- **TASK DIRECTIONS**
Retype each entry below, keeping every character the same.

Dataset items:
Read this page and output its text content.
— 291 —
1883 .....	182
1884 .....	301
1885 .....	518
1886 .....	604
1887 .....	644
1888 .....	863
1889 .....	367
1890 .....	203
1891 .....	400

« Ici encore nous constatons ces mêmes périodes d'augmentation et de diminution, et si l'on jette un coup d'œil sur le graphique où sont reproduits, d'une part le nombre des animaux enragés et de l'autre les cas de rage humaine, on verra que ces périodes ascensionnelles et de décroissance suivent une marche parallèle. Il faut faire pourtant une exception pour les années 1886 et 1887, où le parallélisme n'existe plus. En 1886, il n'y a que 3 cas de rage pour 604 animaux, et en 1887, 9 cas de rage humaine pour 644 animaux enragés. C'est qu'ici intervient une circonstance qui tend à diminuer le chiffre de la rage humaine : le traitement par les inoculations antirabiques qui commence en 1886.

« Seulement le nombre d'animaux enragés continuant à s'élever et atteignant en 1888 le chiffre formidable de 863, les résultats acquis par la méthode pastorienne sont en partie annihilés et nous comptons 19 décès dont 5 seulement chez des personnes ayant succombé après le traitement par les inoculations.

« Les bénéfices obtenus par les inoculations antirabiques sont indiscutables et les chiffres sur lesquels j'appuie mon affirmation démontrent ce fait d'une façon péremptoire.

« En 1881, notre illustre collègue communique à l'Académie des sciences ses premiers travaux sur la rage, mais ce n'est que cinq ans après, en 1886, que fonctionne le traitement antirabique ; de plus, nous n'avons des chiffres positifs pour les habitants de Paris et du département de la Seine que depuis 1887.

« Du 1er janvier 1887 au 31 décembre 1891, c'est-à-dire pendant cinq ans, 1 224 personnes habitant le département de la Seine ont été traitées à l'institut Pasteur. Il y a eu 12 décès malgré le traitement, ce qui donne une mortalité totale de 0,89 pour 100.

- **SOLUTION BELOW**
Read this page and output its text content.
— 291 —
1883 .....	182
1884 .....	301
1885 .....	518
1886 .....	604
1887 .....	644
1888 .....	863
1889 .....	367
1890 .....	203
1891 .....	400

« Ici encore nous constatons ces mêmes périodes d'augmentation et de diminution, et si l'on jette un coup d'œil sur le graphique où sont reproduits, d'une part le nombre des animaux enragés et de l'autre les cas de rage humaine, on verra que ces périodes ascensionnelles et de décroissance suivent une marche parallèle. Il faut faire pourtant une exception pour les années 1886 et 1887, où le parallélisme n'existe plus. En 1886, il n'y a que 3 cas de rage pour 604 animaux, et en 1887, 9 cas de rage humaine pour 644 animaux enragés. C'est qu'ici intervient une circonstance qui tend à diminuer le chiffre de la rage humaine : le traitement par les inoculations antirabiques qui commence en 1886.

« Seulement le nombre d'animaux enragés continuant à s'élever et atteignant en 1888 le chiffre formidable de 863, les résultats acquis par la méthode pastorienne sont en partie annihilés et nous comptons 19 décès dont 5 seulement chez des personnes ayant succombé après le traitement par les inoculations.

« Les bénéfices obtenus par les inoculations antirabiques sont indiscutables et les chiffres sur lesquels j'appuie mon affirmation démontrent ce fait d'une façon péremptoire.

« En 1881, notre illustre collègue communique à l'Académie des sciences ses premiers travaux sur la rage, mais ce n'est que cinq ans après, en 1886, que fonctionne le traitement antirabique ; de plus, nous n'avons des chiffres positifs pour les habitants de Paris et du département de la Seine que depuis 1887.

« Du 1er janvier 1887 au 31 décembre 1891, c'est-à-dire pendant cinq ans, 1 224 personnes habitant le département de la Seine ont été traitées à l'institut Pasteur. Il y a eu 12 décès malgré le traitement, ce qui donne une mortalité totale de 0,89 pour 100.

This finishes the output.